**Set exercise:**
Please reproduce everything from the line containing "review-line: 와이드 팬츠라서" down to the line containing "product-row[interactable]: 에이프릴랩스 여자", substituting "clickable" for each "interactable" and leaving all else unchanged.

**Material for this exercise:**
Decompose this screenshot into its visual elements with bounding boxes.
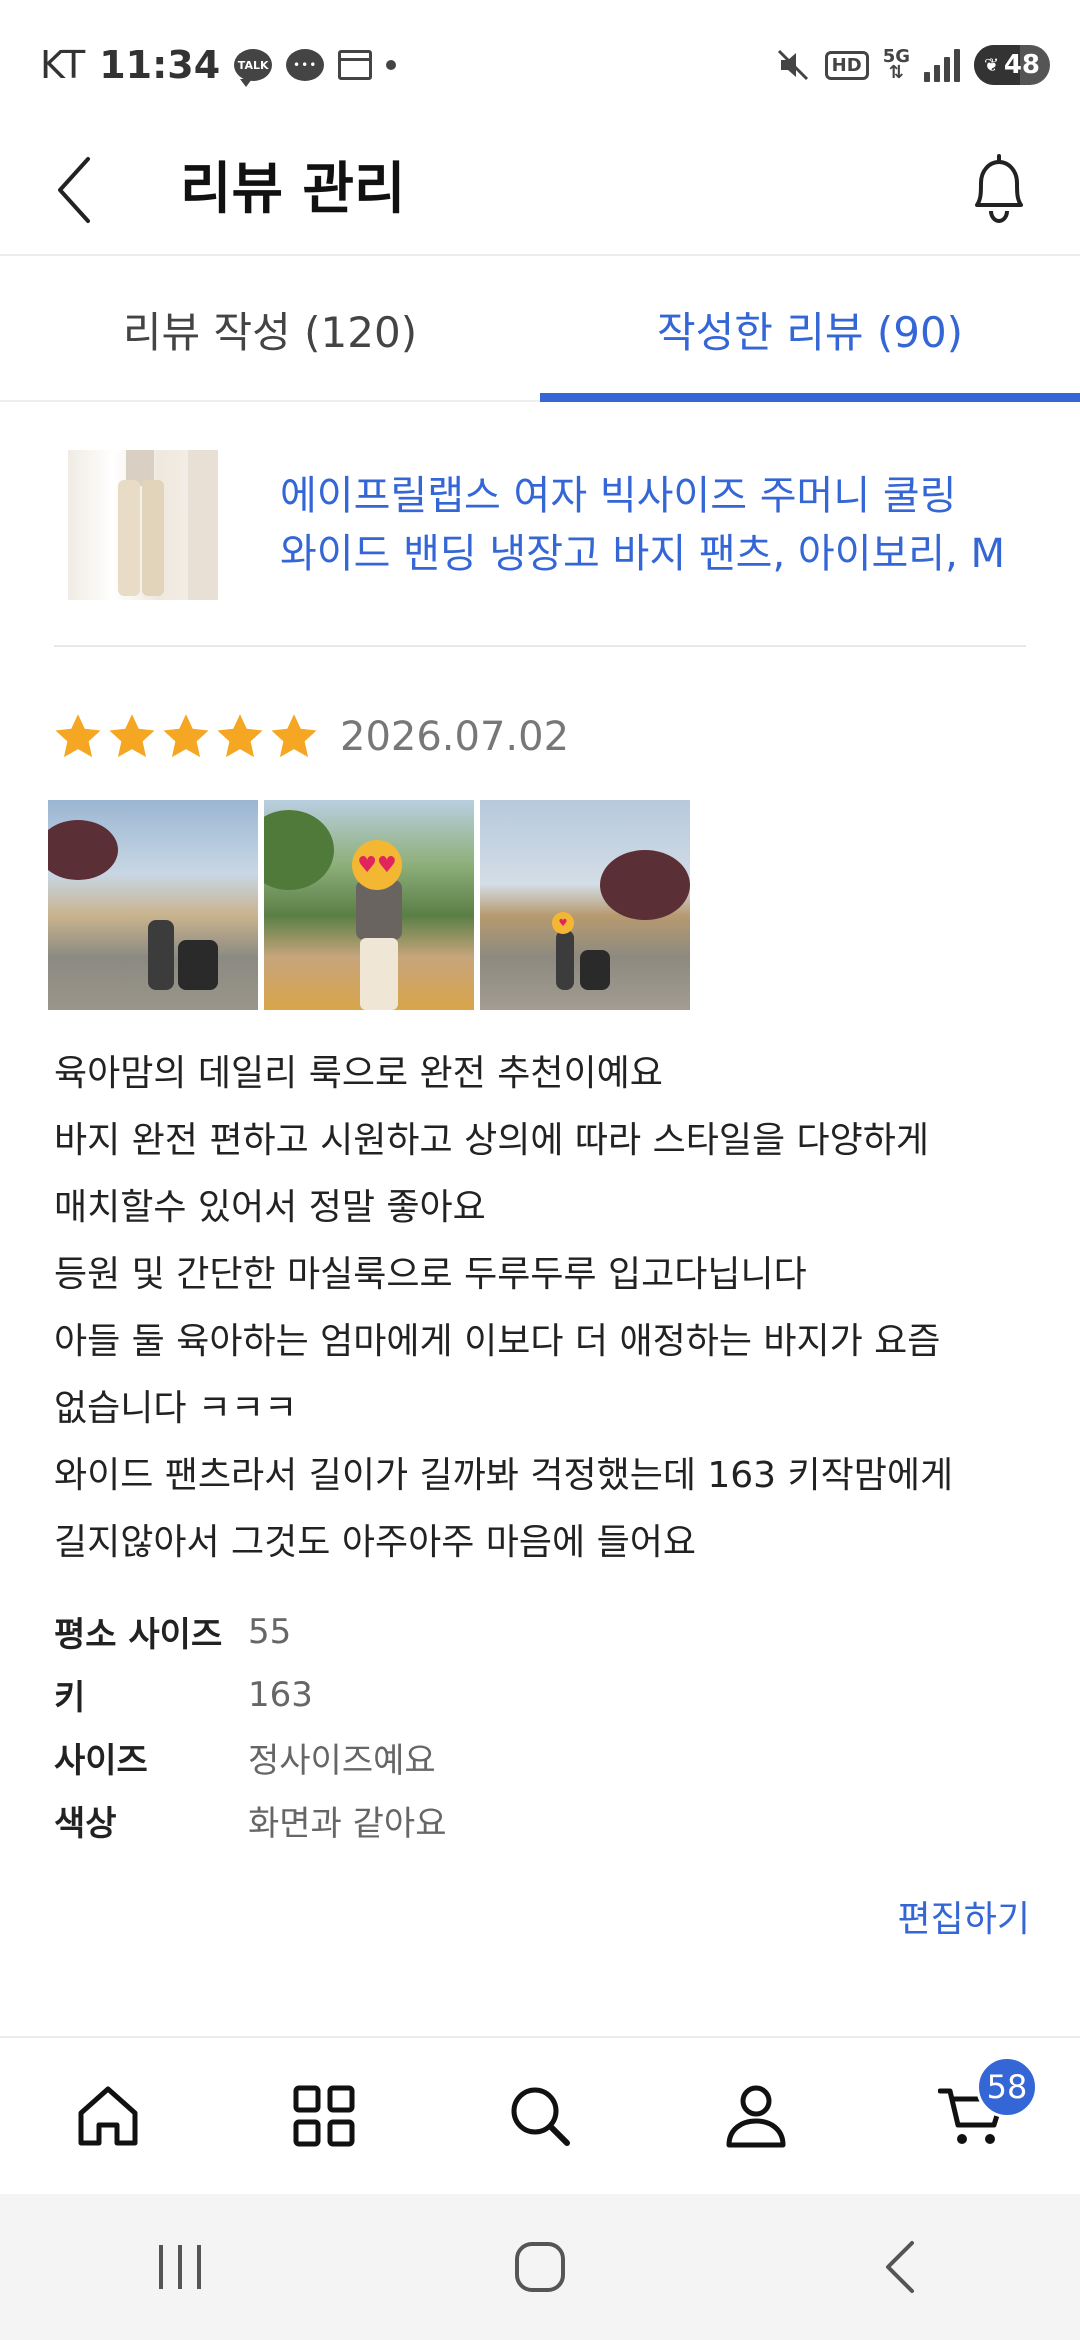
review-line: 와이드 팬츠라서 길이가 길까봐 걱정했는데 163 키작맘에게: [54, 1455, 954, 1496]
kakaotalk-icon: TALK: [234, 49, 273, 87]
home-circle-icon: [515, 2242, 565, 2292]
app-header: 리뷰 관리: [0, 130, 1080, 256]
review-line: 없습니다 ㅋㅋㅋ: [54, 1388, 298, 1429]
star-rating: [52, 711, 320, 763]
back-system-button[interactable]: [840, 2217, 960, 2317]
review-tabs: 리뷰 작성 (120) 작성한 리뷰 (90): [0, 258, 1080, 402]
review-line: 길지않아서 그것도 아주아주 마음에 들어요: [54, 1522, 696, 1563]
hd-icon: HD: [824, 50, 869, 80]
home-system-button[interactable]: [480, 2217, 600, 2317]
product-row[interactable]: 에이프릴랩스 여자 빅사이즈 주머니 쿨링 와이드 밴딩 냉장고 바지 팬츠, …: [68, 450, 1028, 600]
bell-icon: [975, 154, 1023, 224]
attribute-value: 163: [248, 1674, 313, 1715]
attribute-key: 키: [54, 1678, 86, 1718]
nav-profile[interactable]: [696, 2056, 816, 2176]
back-button[interactable]: [44, 150, 104, 230]
star-icon: [217, 714, 263, 758]
review-attributes: 평소 사이즈 55 키 163 사이즈 정사이즈예요 색상 화면과 같아요: [54, 1600, 954, 1852]
tab-write-review[interactable]: 리뷰 작성 (120): [0, 258, 540, 400]
star-icon: [109, 714, 155, 758]
star-icon: [163, 714, 209, 758]
bottom-nav: 58: [0, 2036, 1080, 2194]
status-left: KT 11:34 TALK: [40, 40, 397, 90]
page-title: 리뷰 관리: [180, 157, 406, 222]
attribute-value: 정사이즈예요: [248, 1741, 436, 1781]
back-arrow-icon: [886, 2241, 914, 2293]
review-line: 육아맘의 데일리 룩으로 완전 추천이예요: [54, 1053, 663, 1094]
star-icon: [55, 714, 101, 758]
status-bar: KT 11:34 TALK HD 5G⇅ ❦48: [0, 0, 1080, 130]
nav-home[interactable]: [48, 2056, 168, 2176]
attribute-row: 색상 화면과 같아요: [54, 1789, 954, 1852]
profile-icon: [726, 2085, 786, 2148]
mute-icon: [775, 47, 811, 83]
review-body: 육아맘의 데일리 룩으로 완전 추천이예요 바지 완전 편하고 시원하고 상의에…: [54, 1040, 1034, 1576]
system-nav-bar: [0, 2194, 1080, 2340]
face-cover-emoji: ♥♥: [352, 840, 402, 890]
nav-category[interactable]: [264, 2056, 384, 2176]
attribute-row: 평소 사이즈 55: [54, 1600, 954, 1663]
chevron-left-icon: [58, 157, 90, 223]
more-notifications-icon: [386, 60, 397, 70]
category-icon: [293, 2085, 355, 2147]
chat-icon: [286, 49, 325, 81]
5g-label: 5G: [882, 46, 910, 67]
review-date: 2026.07.02: [340, 714, 570, 760]
divider: [54, 645, 1026, 647]
attribute-value: 55: [248, 1611, 292, 1652]
nav-search[interactable]: [480, 2056, 600, 2176]
attribute-row: 키 163: [54, 1663, 954, 1726]
home-icon: [78, 2086, 138, 2146]
review-photo-2[interactable]: ♥♥: [264, 800, 474, 1010]
clock: 11:34: [99, 43, 221, 87]
review-line: 등원 및 간단한 마실룩으로 두루두루 입고다닙니다: [54, 1254, 807, 1295]
battery-level: 48: [1003, 50, 1040, 80]
battery-icon: ❦ 48: [974, 45, 1050, 85]
product-name-line1: 에이프릴랩스 여자 빅사이즈 주머니 쿨링: [280, 473, 957, 519]
review-line: 매치할수 있어서 정말 좋아요: [54, 1187, 486, 1228]
product-name-line2: 와이드 밴딩 냉장고 바지 팬츠, 아이보리, M: [280, 531, 1006, 577]
review-photo-1[interactable]: [48, 800, 258, 1010]
edit-review-button[interactable]: 편집하기: [898, 1890, 1030, 1942]
attribute-row: 사이즈 정사이즈예요: [54, 1726, 954, 1789]
search-icon: [511, 2087, 570, 2146]
carrier-label: KT: [40, 43, 86, 87]
recents-button[interactable]: [120, 2217, 240, 2317]
status-right: HD 5G ⇅ ❦ 48: [775, 42, 1050, 88]
5g-icon: 5G ⇅: [882, 46, 910, 83]
review-line: 아들 둘 육아하는 엄마에게 이보다 더 애정하는 바지가 요즘: [54, 1321, 941, 1362]
notification-button[interactable]: [954, 144, 1044, 234]
star-icon: [271, 714, 317, 758]
recents-icon: [159, 2245, 201, 2289]
signal-icon: [924, 48, 960, 82]
attribute-key: 사이즈: [54, 1741, 148, 1781]
review-photo-3[interactable]: ♥: [480, 800, 690, 1010]
product-thumbnail[interactable]: [68, 450, 218, 600]
tab-written-reviews[interactable]: 작성한 리뷰 (90): [540, 258, 1080, 402]
calendar-icon: [338, 50, 373, 80]
review-rating-row: 2026.07.02: [52, 705, 569, 769]
attribute-value: 화면과 같아요: [248, 1804, 447, 1844]
attribute-key: 색상: [54, 1804, 117, 1844]
face-cover-emoji-small: ♥: [552, 912, 574, 934]
nav-cart[interactable]: 58: [912, 2056, 1038, 2176]
product-name[interactable]: 에이프릴랩스 여자 빅사이즈 주머니 쿨링 와이드 밴딩 냉장고 바지 팬츠, …: [280, 467, 1005, 583]
attribute-key: 평소 사이즈: [54, 1615, 223, 1655]
review-line: 바지 완전 편하고 시원하고 상의에 따라 스타일을 다양하게: [54, 1120, 929, 1161]
cart-count-badge: 58: [976, 2056, 1038, 2118]
review-photos: ♥♥ ♥: [48, 800, 690, 1010]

**Result of this task:**
review-line: 와이드 팬츠라서 길이가 길까봐 걱정했는데 163 키작맘에게: [54, 1455, 954, 1496]
kakaotalk-icon: TALK: [234, 49, 273, 87]
home-circle-icon: [515, 2242, 565, 2292]
app-header: 리뷰 관리: [0, 130, 1080, 256]
review-line: 없습니다 ㅋㅋㅋ: [54, 1388, 298, 1429]
star-rating: [52, 711, 320, 763]
back-system-button[clickable]: [840, 2217, 960, 2317]
review-tabs: 리뷰 작성 (120) 작성한 리뷰 (90): [0, 258, 1080, 402]
review-line: 길지않아서 그것도 아주아주 마음에 들어요: [54, 1522, 696, 1563]
hd-icon: HD: [824, 50, 869, 80]
home-system-button[clickable]: [480, 2217, 600, 2317]
product-row[clickable]: 에이프릴랩스 여자 빅사이즈 주머니 쿨링 와이드 밴딩 냉장고 바지 팬츠, …: [68, 450, 1028, 600]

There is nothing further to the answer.